Problem requirements: Type out the complete listing below word for word, without its pictures.

Excerpted records:
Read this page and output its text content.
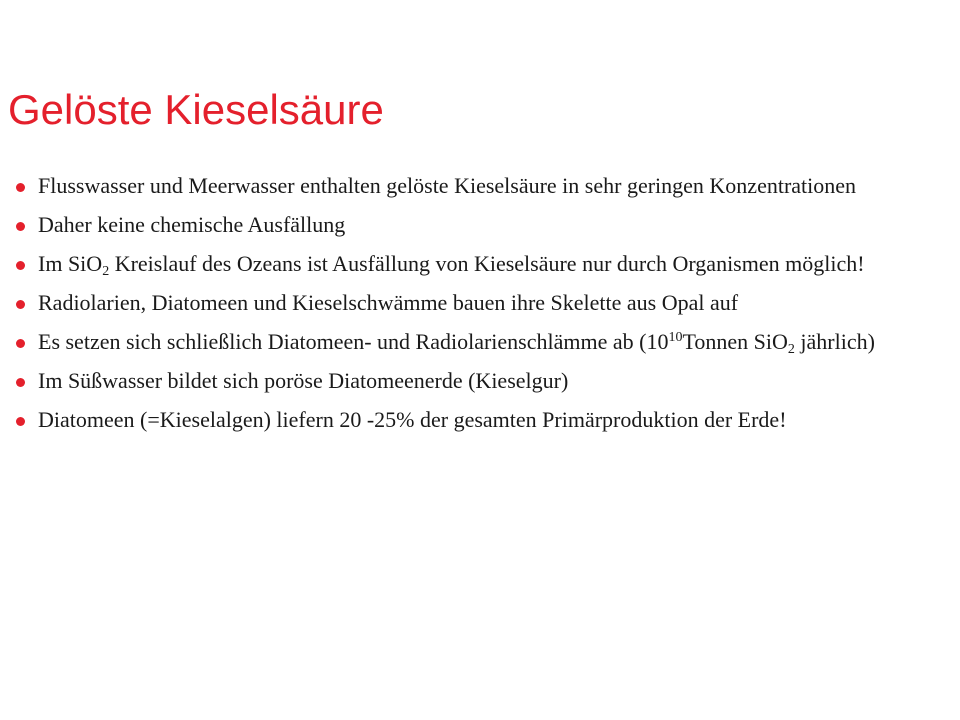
Gelöste Kieselsäure
Flusswasser und Meerwasser enthalten gelöste Kieselsäure in sehr geringen Konzentrationen
Daher keine chemische Ausfällung
Im SiO$_2$ Kreislauf des Ozeans ist Ausfällung von Kieselsäure nur durch Organismen möglich!
Radiolarien, Diatomeen und Kieselschwämme bauen ihre Skelette aus Opal auf
Es setzen sich schließlich Diatomeen- und Radiolarienschlämme ab ($10^{10}Tonnen$ SiO$_2$ jährlich)
Im Süßwasser bildet sich poröse Diatomeenerde (Kieselgur)
Diatomeen (=Kieselalgen) liefern 20 -25% der gesamten Primärproduktion der Erde!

Completed exercise:
Read this page and output its text content.
Gelöste Kieselsäure
Flusswasser und Meerwasser enthalten gelöste Kieselsäure in sehr geringen Konzentrationen
Daher keine chemische Ausfällung
Im SiO$_2$ Kreislauf des Ozeans ist Ausfällung von Kieselsäure nur durch Organismen möglich!
Radiolarien, Diatomeen und Kieselschwämme bauen ihre Skelette aus Opal auf
Es setzen sich schließlich Diatomeen- und Radiolarienschlämme ab ($10^{10}Tonnen$ SiO$_2$ jährlich)
Im Süßwasser bildet sich poröse Diatomeenerde (Kieselgur)
Diatomeen (=Kieselalgen) liefern 20 -25% der gesamten Primärproduktion der Erde!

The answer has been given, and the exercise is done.